━━━ TASK INPUTS ━━━

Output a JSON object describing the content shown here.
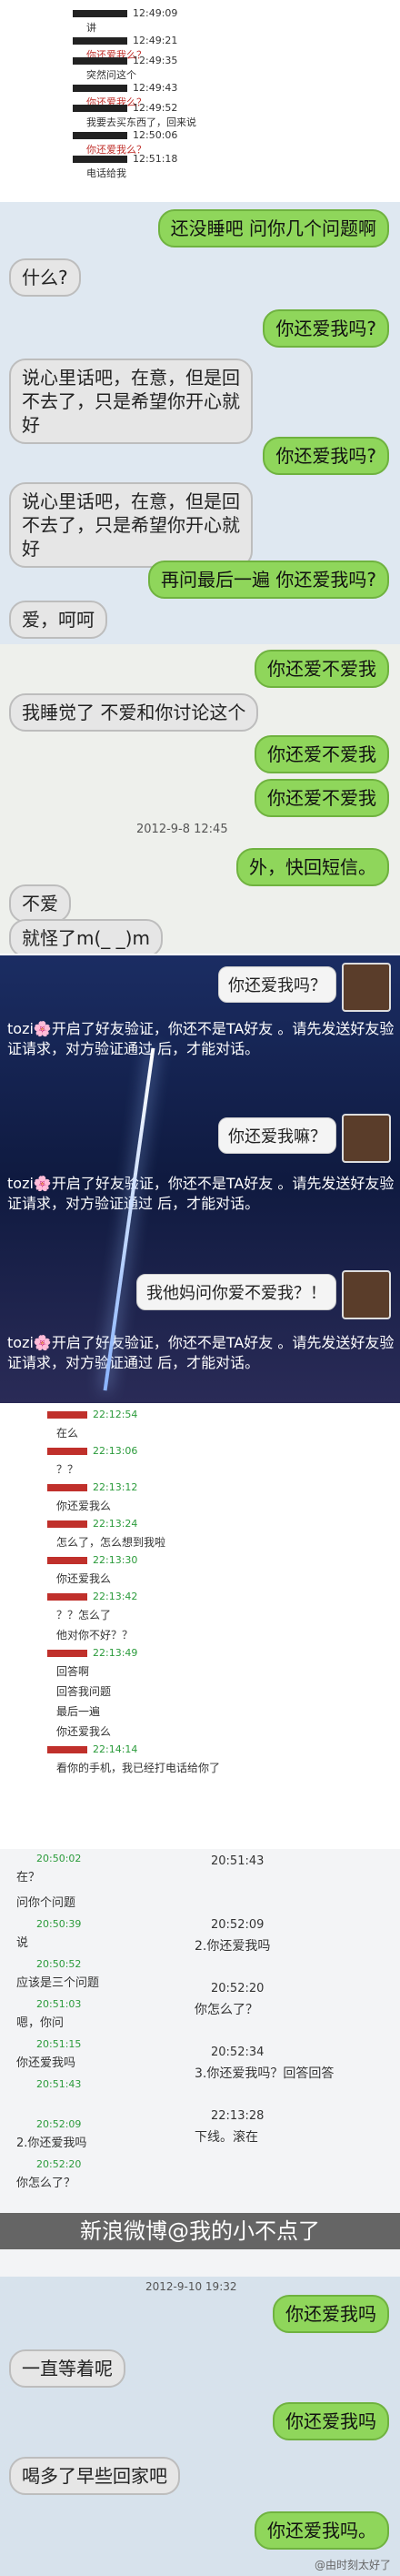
{
  "panel1": {
    "lines": [
      {
        "time": "12:49:09",
        "text": "讲"
      },
      {
        "time": "12:49:21",
        "text": "你还爱我么？"
      },
      {
        "time": "12:49:35",
        "text": "突然问这个"
      },
      {
        "time": "12:49:43",
        "text": "你还爱我么？"
      },
      {
        "time": "12:49:52",
        "text": "我要去买东西了，回来说"
      },
      {
        "time": "12:50:06",
        "text": "你还爱我么？"
      },
      {
        "time": "12:51:18",
        "text": "电话给我"
      }
    ]
  },
  "panel2": {
    "messages": [
      {
        "side": "out",
        "text": "还没睡吧 问你几个问题啊"
      },
      {
        "side": "in",
        "text": "什么?"
      },
      {
        "side": "out",
        "text": "你还爱我吗?"
      },
      {
        "side": "in",
        "text": "说心里话吧，在意，但是回\n不去了，只是希望你开心就\n好"
      },
      {
        "side": "out",
        "text": "你还爱我吗?"
      },
      {
        "side": "in",
        "text": "说心里话吧，在意，但是回\n不去了，只是希望你开心就\n好"
      },
      {
        "side": "out",
        "text": "再问最后一遍 你还爱我吗?"
      },
      {
        "side": "in",
        "text": "爱，呵呵"
      }
    ]
  },
  "panel3": {
    "timestamp": "2012-9-8 12:45",
    "messages": [
      {
        "side": "out",
        "text": "你还爱不爱我"
      },
      {
        "side": "in",
        "text": "我睡觉了 不爱和你讨论这个"
      },
      {
        "side": "out",
        "text": "你还爱不爱我"
      },
      {
        "side": "out",
        "text": "你还爱不爱我"
      },
      {
        "side": "out",
        "text": "外，快回短信。"
      },
      {
        "side": "in",
        "text": "不爱"
      },
      {
        "side": "in",
        "text": "就怪了m(_ _)m"
      }
    ]
  },
  "panel4": {
    "bubbles": [
      "你还爱我吗？",
      "你还爱我嘛？",
      "我他妈问你爱不爱我？！"
    ],
    "system": "tozi🌸开启了好友验证，你还不是TA好友\n。请先发送好友验证请求，对方验证通过\n后，才能对话。"
  },
  "panel5": {
    "lines": [
      {
        "time": "22:12:54",
        "text": "在么"
      },
      {
        "time": "22:13:06",
        "text": "？？"
      },
      {
        "time": "22:13:12",
        "text": "你还爱我么"
      },
      {
        "time": "22:13:24",
        "text": "怎么了，怎么想到我啦"
      },
      {
        "time": "22:13:30",
        "text": "你还爱我么"
      },
      {
        "time": "22:13:42",
        "text": "？？怎么了"
      },
      {
        "time": "",
        "text": "他对你不好？？"
      },
      {
        "time": "22:13:49",
        "text": "回答啊"
      },
      {
        "time": "",
        "text": "回答我问题"
      },
      {
        "time": "",
        "text": "最后一遍"
      },
      {
        "time": "",
        "text": "你还爱我么"
      },
      {
        "time": "22:14:14",
        "text": "看你的手机，我已经打电话给你了"
      }
    ]
  },
  "panel6": {
    "left": [
      {
        "time": "20:50:02",
        "text": "在？"
      },
      {
        "time": "",
        "text": "问你个问题"
      },
      {
        "time": "20:50:39",
        "text": "说"
      },
      {
        "time": "20:50:52",
        "text": "应该是三个问题"
      },
      {
        "time": "20:51:03",
        "text": "嗯，你问"
      },
      {
        "time": "20:51:15",
        "text": "你还爱我吗"
      },
      {
        "time": "20:51:43",
        "text": ""
      },
      {
        "time": "20:52:09",
        "text": "2.你还爱我吗"
      },
      {
        "time": "20:52:20",
        "text": "你怎么了？"
      }
    ],
    "right": [
      {
        "time": "20:51:43",
        "text": ""
      },
      {
        "time": "20:52:09",
        "text": "2.你还爱我吗"
      },
      {
        "time": "20:52:20",
        "text": "你怎么了？"
      },
      {
        "time": "20:52:34",
        "text": "3.你还爱我吗？回答回答"
      },
      {
        "time": "22:13:28",
        "text": "下线。滚在"
      }
    ],
    "watermark": "新浪微博@我的小不点了"
  },
  "panel7": {
    "header": "2012-9-10 19:32",
    "messages": [
      {
        "side": "out",
        "text": "你还爱我吗"
      },
      {
        "side": "in",
        "text": "一直等着呢"
      },
      {
        "side": "out",
        "text": "你还爱我吗"
      },
      {
        "side": "in",
        "text": "喝多了早些回家吧"
      },
      {
        "side": "out",
        "text": "你还爱我吗。"
      }
    ],
    "weibo": "@由时刻太好了"
  }
}
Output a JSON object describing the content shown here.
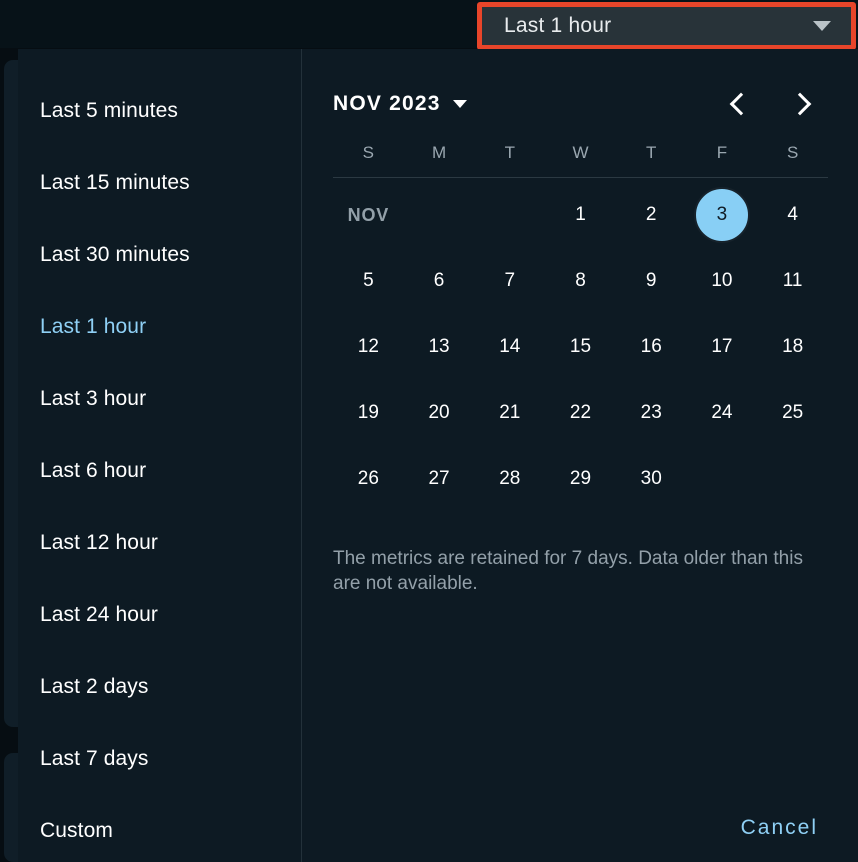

━━━

WHAT TO WORK ON:
Write the records out again in full, exactly, and skip every picture.

SOLUTION FOR THIS TASK:
Output a JSON object describing the content shown here.
{
  "panel1": {
    "lines": [
      {
        "time": "12:49:09",
        "text": "讲"
      },
      {
        "time": "12:49:21",
        "text": "你还爱我么？"
      },
      {
        "time": "12:49:35",
        "text": "突然问这个"
      },
      {
        "time": "12:49:43",
        "text": "你还爱我么？"
      },
      {
        "time": "12:49:52",
        "text": "我要去买东西了，回来说"
      },
      {
        "time": "12:50:06",
        "text": "你还爱我么？"
      },
      {
        "time": "12:51:18",
        "text": "电话给我"
      }
    ]
  },
  "panel2": {
    "messages": [
      {
        "side": "out",
        "text": "还没睡吧 问你几个问题啊"
      },
      {
        "side": "in",
        "text": "什么?"
      },
      {
        "side": "out",
        "text": "你还爱我吗?"
      },
      {
        "side": "in",
        "text": "说心里话吧，在意，但是回\n不去了，只是希望你开心就\n好"
      },
      {
        "side": "out",
        "text": "你还爱我吗?"
      },
      {
        "side": "in",
        "text": "说心里话吧，在意，但是回\n不去了，只是希望你开心就\n好"
      },
      {
        "side": "out",
        "text": "再问最后一遍 你还爱我吗?"
      },
      {
        "side": "in",
        "text": "爱，呵呵"
      }
    ]
  },
  "panel3": {
    "timestamp": "2012-9-8 12:45",
    "messages": [
      {
        "side": "out",
        "text": "你还爱不爱我"
      },
      {
        "side": "in",
        "text": "我睡觉了 不爱和你讨论这个"
      },
      {
        "side": "out",
        "text": "你还爱不爱我"
      },
      {
        "side": "out",
        "text": "你还爱不爱我"
      },
      {
        "side": "out",
        "text": "外，快回短信。"
      },
      {
        "side": "in",
        "text": "不爱"
      },
      {
        "side": "in",
        "text": "就怪了m(_ _)m"
      }
    ]
  },
  "panel4": {
    "bubbles": [
      "你还爱我吗？",
      "你还爱我嘛？",
      "我他妈问你爱不爱我？！"
    ],
    "system": "tozi🌸开启了好友验证，你还不是TA好友\n。请先发送好友验证请求，对方验证通过\n后，才能对话。"
  },
  "panel5": {
    "lines": [
      {
        "time": "22:12:54",
        "text": "在么"
      },
      {
        "time": "22:13:06",
        "text": "？？"
      },
      {
        "time": "22:13:12",
        "text": "你还爱我么"
      },
      {
        "time": "22:13:24",
        "text": "怎么了，怎么想到我啦"
      },
      {
        "time": "22:13:30",
        "text": "你还爱我么"
      },
      {
        "time": "22:13:42",
        "text": "？？怎么了"
      },
      {
        "time": "",
        "text": "他对你不好？？"
      },
      {
        "time": "22:13:49",
        "text": "回答啊"
      },
      {
        "time": "",
        "text": "回答我问题"
      },
      {
        "time": "",
        "text": "最后一遍"
      },
      {
        "time": "",
        "text": "你还爱我么"
      },
      {
        "time": "22:14:14",
        "text": "看你的手机，我已经打电话给你了"
      }
    ]
  },
  "panel6": {
    "left": [
      {
        "time": "20:50:02",
        "text": "在？"
      },
      {
        "time": "",
        "text": "问你个问题"
      },
      {
        "time": "20:50:39",
        "text": "说"
      },
      {
        "time": "20:50:52",
        "text": "应该是三个问题"
      },
      {
        "time": "20:51:03",
        "text": "嗯，你问"
      },
      {
        "time": "20:51:15",
        "text": "你还爱我吗"
      },
      {
        "time": "20:51:43",
        "text": ""
      },
      {
        "time": "20:52:09",
        "text": "2.你还爱我吗"
      },
      {
        "time": "20:52:20",
        "text": "你怎么了？"
      }
    ],
    "right": [
      {
        "time": "20:51:43",
        "text": ""
      },
      {
        "time": "20:52:09",
        "text": "2.你还爱我吗"
      },
      {
        "time": "20:52:20",
        "text": "你怎么了？"
      },
      {
        "time": "20:52:34",
        "text": "3.你还爱我吗？回答回答"
      },
      {
        "time": "22:13:28",
        "text": "下线。滚在"
      }
    ],
    "watermark": "新浪微博@我的小不点了"
  },
  "panel7": {
    "header": "2012-9-10 19:32",
    "messages": [
      {
        "side": "out",
        "text": "你还爱我吗"
      },
      {
        "side": "in",
        "text": "一直等着呢"
      },
      {
        "side": "out",
        "text": "你还爱我吗"
      },
      {
        "side": "in",
        "text": "喝多了早些回家吧"
      },
      {
        "side": "out",
        "text": "你还爱我吗。"
      }
    ],
    "weibo": "@由时刻太好了"
  }
}
Output a JSON object describing the content shown here.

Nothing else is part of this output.